── Textauszug

Pravin erklärt mir, dass der Umzug vom Starttempel bis zum Zieltempel etwas außerhalb der Stadt geht. Alle Frauen tragen ein Gefäß voll mit Milch auf ihrem Kopf. Die Männer haben selbstgebaute Bambusgestelle am Kopf, geschmückt mit frischen Blättern, Blüten und Früchten. Darin tragen sie ebenso ein Gefäß Milch. Die Milch darf aber nicht aus dem Supermarkt sein, weil die gemischt ist mit Milch von unterschiedlichen Kühen. Diese Milch muss also eine ganz reine sein. Sie soll nur von einer Kuh und von einem Bauernhof sein. Die Milch wird im Tempel teilweise über den Gott gegossen und der Rest wird an die Gläubigen verteilt. Die Gläubigen legen Opfergaben wie Kokosnüsse, Bananen, Räucherstäbchen und Blumen zu Füßen von Lord Muruga.
Die meisten der Männer piercen sich für diesen Tag. Sie stecken sich Nadeln in die Haut, wo am Ende des Hackens meist eine Limone hängt. Pravin will mir das aus der Nähe zeigen und marschiert einfach in den Umzug hinein. Plötzlich gehe ich mit allen Indo-Mauritiern mit. Für mich fühlt es sich etwas komisch an. Darf ich das überhaupt? Als einzige nicht-Einheimische in den bunt gekleideten Menschen sein? Die Menschen um mich herum lächeln mich sehr herzlich an. Es scheint für sie zum Glück ok zu sein.

────

▶ Arbeitsauftrag 1:
Gib aus dem Text über den Milchumzug den Abschnitt von „Pravin erklärt mir, dass“ bis einschließlich „von Lord Muruga.“ wortgetreu wieder.
▶ Arbeitsauftrag 2:
Setze den Text über den Umzug zu Ehren von Lord Muruga nach seinem letzten Satz fort.

── Bereitgestellte Einträge

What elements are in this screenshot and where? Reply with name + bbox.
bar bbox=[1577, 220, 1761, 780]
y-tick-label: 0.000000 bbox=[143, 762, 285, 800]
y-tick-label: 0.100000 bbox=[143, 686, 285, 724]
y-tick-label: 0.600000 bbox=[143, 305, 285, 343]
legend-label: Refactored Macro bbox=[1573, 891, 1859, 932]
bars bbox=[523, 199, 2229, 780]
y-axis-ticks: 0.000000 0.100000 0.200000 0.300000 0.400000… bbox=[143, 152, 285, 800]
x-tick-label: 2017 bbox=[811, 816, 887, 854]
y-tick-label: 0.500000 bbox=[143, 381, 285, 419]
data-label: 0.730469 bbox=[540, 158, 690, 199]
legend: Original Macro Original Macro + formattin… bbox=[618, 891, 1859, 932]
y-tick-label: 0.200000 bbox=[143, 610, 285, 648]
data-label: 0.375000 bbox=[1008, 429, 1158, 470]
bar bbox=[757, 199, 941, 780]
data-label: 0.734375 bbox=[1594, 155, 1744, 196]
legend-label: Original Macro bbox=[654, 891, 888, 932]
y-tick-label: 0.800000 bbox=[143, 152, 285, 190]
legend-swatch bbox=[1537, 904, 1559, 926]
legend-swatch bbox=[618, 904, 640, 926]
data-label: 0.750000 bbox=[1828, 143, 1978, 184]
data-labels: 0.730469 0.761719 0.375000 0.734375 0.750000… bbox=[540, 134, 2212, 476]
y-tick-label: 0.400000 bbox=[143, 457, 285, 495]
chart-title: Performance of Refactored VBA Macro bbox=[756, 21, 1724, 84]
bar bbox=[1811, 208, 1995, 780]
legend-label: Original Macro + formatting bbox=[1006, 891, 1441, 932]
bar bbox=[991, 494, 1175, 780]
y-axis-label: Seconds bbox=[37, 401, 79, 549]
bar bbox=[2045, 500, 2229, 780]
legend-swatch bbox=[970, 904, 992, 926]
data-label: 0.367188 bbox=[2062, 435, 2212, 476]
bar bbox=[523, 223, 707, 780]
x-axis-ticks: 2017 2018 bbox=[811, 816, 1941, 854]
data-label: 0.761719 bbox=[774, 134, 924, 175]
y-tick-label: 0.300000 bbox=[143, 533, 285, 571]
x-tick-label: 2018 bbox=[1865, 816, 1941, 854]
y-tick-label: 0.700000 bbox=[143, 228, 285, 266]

────

▶ Endgültige Antwort 1:
Pravin erklärt mir, dass der Umzug vom Starttempel bis zum Zieltempel etwas außerhalb der Stadt geht. Alle Frauen tragen ein Gefäß voll mit Milch auf ihrem Kopf. Die Männer haben selbstgebaute Bambusgestelle am Kopf, geschmückt mit frischen Blättern, Blüten und Früchten. Darin tragen sie ebenso ein Gefäß Milch. Die Milch darf aber nicht aus dem Supermarkt sein, weil die gemischt ist mit Milch von unterschiedlichen Kühen. Diese Milch muss also eine ganz reine sein. Sie soll nur von einer Kuh und von einem Bauernhof sein. Die Milch wird im Tempel teilweise über den Gott gegossen und der Rest wird an die Gläubigen verteilt. Die Gläubigen legen Opfergaben wie Kokosnüsse, Bananen, Räucherstäbchen und Blumen zu Füßen von Lord Muruga.

▶ Endgültige Antwort 2:
Ich beobachte, dass viele Gläubige barfuß gehen. Weil die Straße so heiß ist, fährt vor ihnen ein Lkw, der Wasser auf der Straße verteilt. Die bunte Menge bewegt sich langsam vorwärts, im Rhythmus religiöser Lieder, die von Lautsprechern kommen, die in einem Fahrzeug installiert sind. Am Beginn der Prozession fährt ein Auto, das ein Bild von Lord Muruga montiert hat. Andere Mauritier bieten kostenlos Getränke wie selbst gepressten Zitronensaft an, um den Durst der Teilnehmer zu löschen. Am Straßenrand stehen Frauen mit Essen. Sie bieten Bananenbaumblätter gefüllt mit Reis und vegetarischem Essen an. Jeder darf sich umsonst dort eine Portion abholen. Ich habe das auch gemacht. Es ist eine sehr große Portion und man muss es mit den Fingern essen. Das ist garnicht so einfach. Am Anfang ist mir einiges hinuntergefallen. Ich habe eine gefühlte Ewigkeit gebraucht, um den Reise aufzuessen. Ich finde es spannend, wie sehr wir Besteck gewohnt sind.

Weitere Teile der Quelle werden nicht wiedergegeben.